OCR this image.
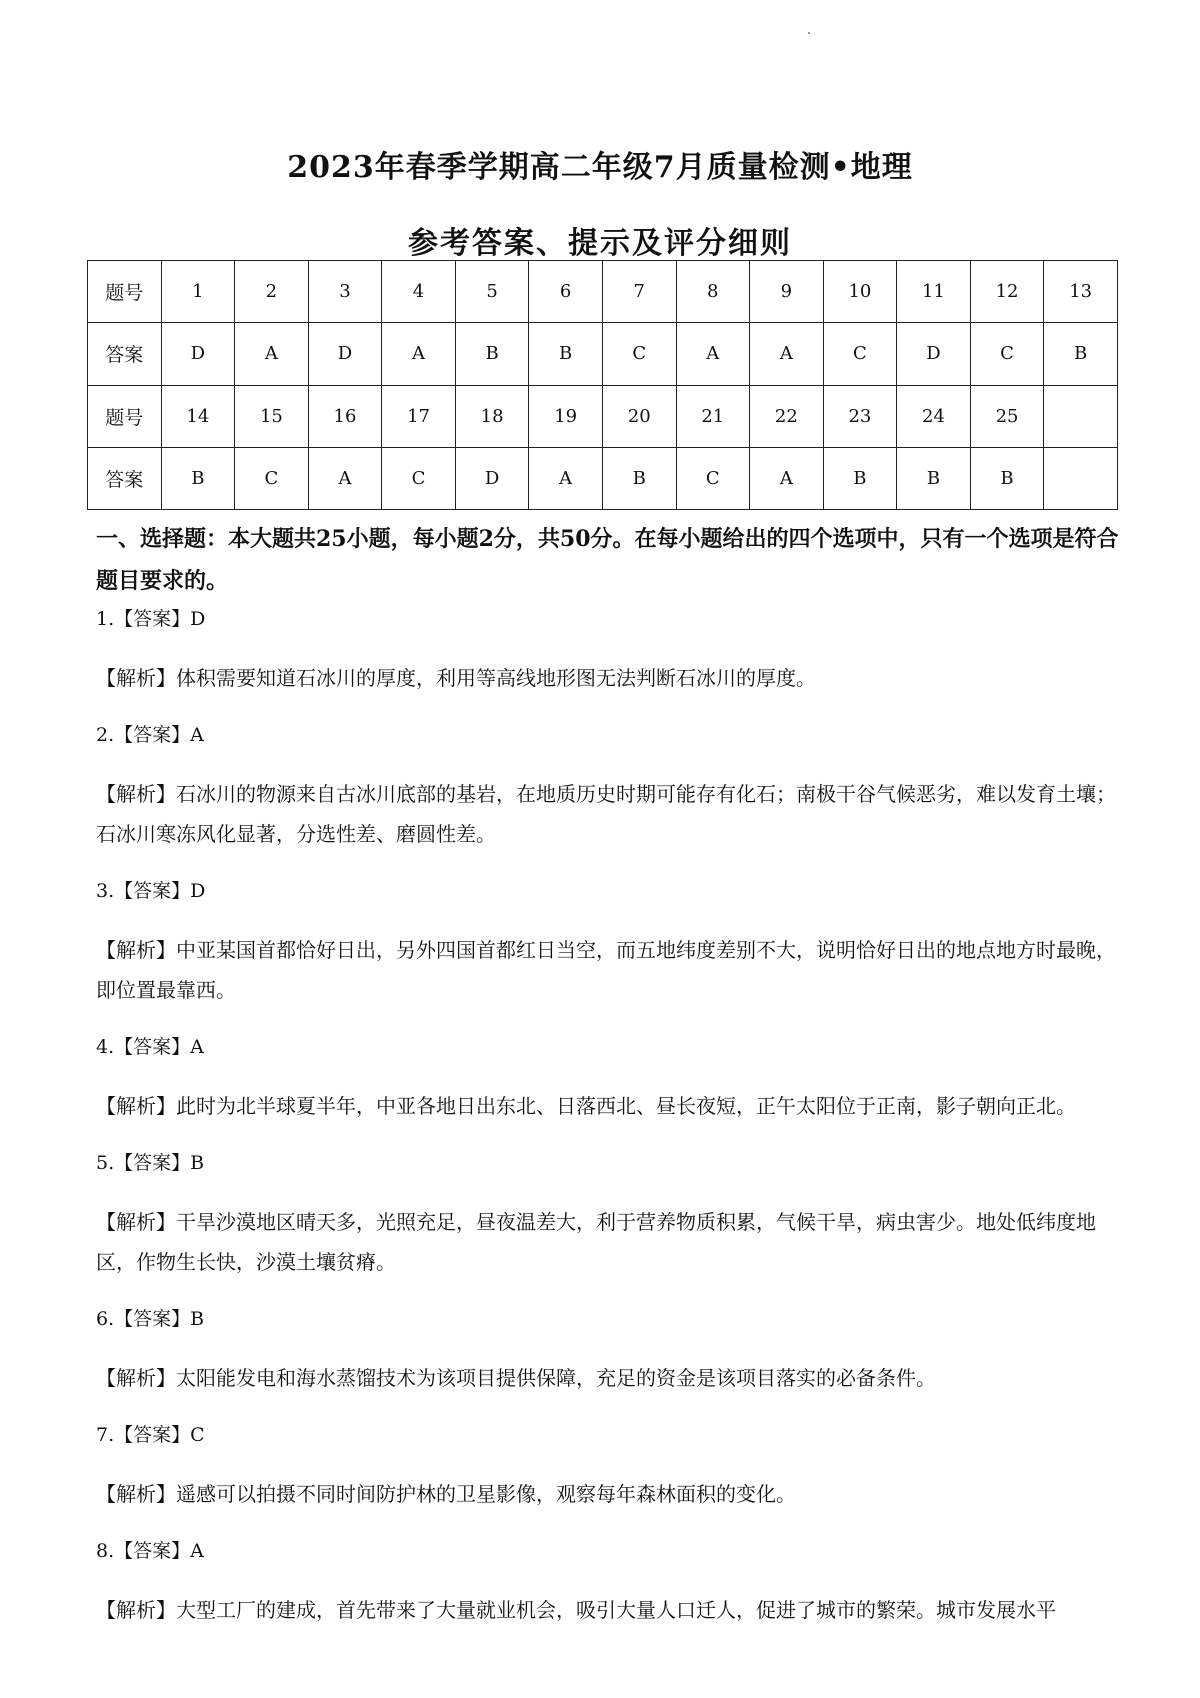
2023年春季学期高二年级7月质量检测•地理
参考答案、提示及评分细则
题号	1	2	3	4	5	6	7	8	9	10	11	12	13
答案	D	A	D	A	B	B	C	A	A	C	D	C	B
题号	14	15	16	17	18	19	20	21	22	23	24	25	
答案	B	C	A	C	D	A	B	C	A	B	B	B	
一、选择题：本大题共25小题，每小题2分，共50分。在每小题给出的四个选项中，只有一个选项是符合题目要求的。
1.【答案】D
【解析】体积需要知道石冰川的厚度，利用等高线地形图无法判断石冰川的厚度。
2.【答案】A
【解析】石冰川的物源来自古冰川底部的基岩，在地质历史时期可能存有化石；南极干谷气候恶劣，难以发育土壤；石冰川寒冻风化显著，分选性差、磨圆性差。
3.【答案】D
【解析】中亚某国首都恰好日出，另外四国首都红日当空，而五地纬度差别不大，说明恰好日出的地点地方时最晚，即位置最靠西。
4.【答案】A
【解析】此时为北半球夏半年，中亚各地日出东北、日落西北、昼长夜短，正午太阳位于正南，影子朝向正北。
5.【答案】B
【解析】干旱沙漠地区晴天多，光照充足，昼夜温差大，利于营养物质积累，气候干旱，病虫害少。地处低纬度地区，作物生长快，沙漠土壤贫瘠。
6.【答案】B
【解析】太阳能发电和海水蒸馏技术为该项目提供保障，充足的资金是该项目落实的必备条件。
7.【答案】C
【解析】遥感可以拍摄不同时间防护林的卫星影像，观察每年森林面积的变化。
8.【答案】A
【解析】大型工厂的建成，首先带来了大量就业机会，吸引大量人口迁人，促进了城市的繁荣。城市发展水平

■ ■ ■ ■

[Instruction] Print all of the records shown above exactly, leaving out each picture.

[Finished task]
OCR this image.
2023年春季学期高二年级7月质量检测•地理
参考答案、提示及评分细则
题号	1	2	3	4	5	6	7	8	9	10	11	12	13
答案	D	A	D	A	B	B	C	A	A	C	D	C	B
题号	14	15	16	17	18	19	20	21	22	23	24	25	
答案	B	C	A	C	D	A	B	C	A	B	B	B	
一、选择题：本大题共25小题，每小题2分，共50分。在每小题给出的四个选项中，只有一个选项是符合题目要求的。
1.【答案】D
【解析】体积需要知道石冰川的厚度，利用等高线地形图无法判断石冰川的厚度。
2.【答案】A
【解析】石冰川的物源来自古冰川底部的基岩，在地质历史时期可能存有化石；南极干谷气候恶劣，难以发育土壤；石冰川寒冻风化显著，分选性差、磨圆性差。
3.【答案】D
【解析】中亚某国首都恰好日出，另外四国首都红日当空，而五地纬度差别不大，说明恰好日出的地点地方时最晚，即位置最靠西。
4.【答案】A
【解析】此时为北半球夏半年，中亚各地日出东北、日落西北、昼长夜短，正午太阳位于正南，影子朝向正北。
5.【答案】B
【解析】干旱沙漠地区晴天多，光照充足，昼夜温差大，利于营养物质积累，气候干旱，病虫害少。地处低纬度地区，作物生长快，沙漠土壤贫瘠。
6.【答案】B
【解析】太阳能发电和海水蒸馏技术为该项目提供保障，充足的资金是该项目落实的必备条件。
7.【答案】C
【解析】遥感可以拍摄不同时间防护林的卫星影像，观察每年森林面积的变化。
8.【答案】A
【解析】大型工厂的建成，首先带来了大量就业机会，吸引大量人口迁人，促进了城市的繁荣。城市发展水平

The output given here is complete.